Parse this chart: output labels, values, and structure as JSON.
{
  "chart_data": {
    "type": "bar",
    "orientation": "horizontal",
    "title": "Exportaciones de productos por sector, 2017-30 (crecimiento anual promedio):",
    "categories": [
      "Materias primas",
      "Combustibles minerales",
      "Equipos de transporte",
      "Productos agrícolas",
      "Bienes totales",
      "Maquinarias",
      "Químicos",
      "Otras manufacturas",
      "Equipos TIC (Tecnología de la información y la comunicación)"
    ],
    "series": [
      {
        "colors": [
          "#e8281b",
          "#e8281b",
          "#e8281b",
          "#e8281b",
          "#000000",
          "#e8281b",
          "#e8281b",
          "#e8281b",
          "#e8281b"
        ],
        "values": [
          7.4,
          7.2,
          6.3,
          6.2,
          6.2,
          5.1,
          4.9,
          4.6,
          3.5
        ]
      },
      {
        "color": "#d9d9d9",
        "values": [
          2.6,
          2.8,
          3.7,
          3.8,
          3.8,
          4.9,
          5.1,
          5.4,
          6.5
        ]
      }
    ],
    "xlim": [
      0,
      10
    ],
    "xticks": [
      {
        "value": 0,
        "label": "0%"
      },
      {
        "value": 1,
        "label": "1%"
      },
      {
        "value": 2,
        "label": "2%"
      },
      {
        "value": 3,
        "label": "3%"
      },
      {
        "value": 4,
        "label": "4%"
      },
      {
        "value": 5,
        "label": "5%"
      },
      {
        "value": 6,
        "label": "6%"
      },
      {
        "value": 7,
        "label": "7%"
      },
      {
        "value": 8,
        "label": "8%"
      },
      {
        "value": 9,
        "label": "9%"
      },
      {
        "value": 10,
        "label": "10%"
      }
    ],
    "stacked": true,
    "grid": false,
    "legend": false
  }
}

• • • • •

What you have to do:
Restate the whole of the material exactly.

Solved exercise:
Parse this chart: output labels, values, and structure as JSON.
{
  "chart_data": {
    "type": "bar",
    "orientation": "horizontal",
    "title": "Exportaciones de productos por sector, 2017-30 (crecimiento anual promedio):",
    "categories": [
      "Materias primas",
      "Combustibles minerales",
      "Equipos de transporte",
      "Productos agrícolas",
      "Bienes totales",
      "Maquinarias",
      "Químicos",
      "Otras manufacturas",
      "Equipos TIC (Tecnología de la información y la comunicación)"
    ],
    "series": [
      {
        "colors": [
          "#e8281b",
          "#e8281b",
          "#e8281b",
          "#e8281b",
          "#000000",
          "#e8281b",
          "#e8281b",
          "#e8281b",
          "#e8281b"
        ],
        "values": [
          7.4,
          7.2,
          6.3,
          6.2,
          6.2,
          5.1,
          4.9,
          4.6,
          3.5
        ]
      },
      {
        "color": "#d9d9d9",
        "values": [
          2.6,
          2.8,
          3.7,
          3.8,
          3.8,
          4.9,
          5.1,
          5.4,
          6.5
        ]
      }
    ],
    "xlim": [
      0,
      10
    ],
    "xticks": [
      {
        "value": 0,
        "label": "0%"
      },
      {
        "value": 1,
        "label": "1%"
      },
      {
        "value": 2,
        "label": "2%"
      },
      {
        "value": 3,
        "label": "3%"
      },
      {
        "value": 4,
        "label": "4%"
      },
      {
        "value": 5,
        "label": "5%"
      },
      {
        "value": 6,
        "label": "6%"
      },
      {
        "value": 7,
        "label": "7%"
      },
      {
        "value": 8,
        "label": "8%"
      },
      {
        "value": 9,
        "label": "9%"
      },
      {
        "value": 10,
        "label": "10%"
      }
    ],
    "stacked": true,
    "grid": false,
    "legend": false
  }
}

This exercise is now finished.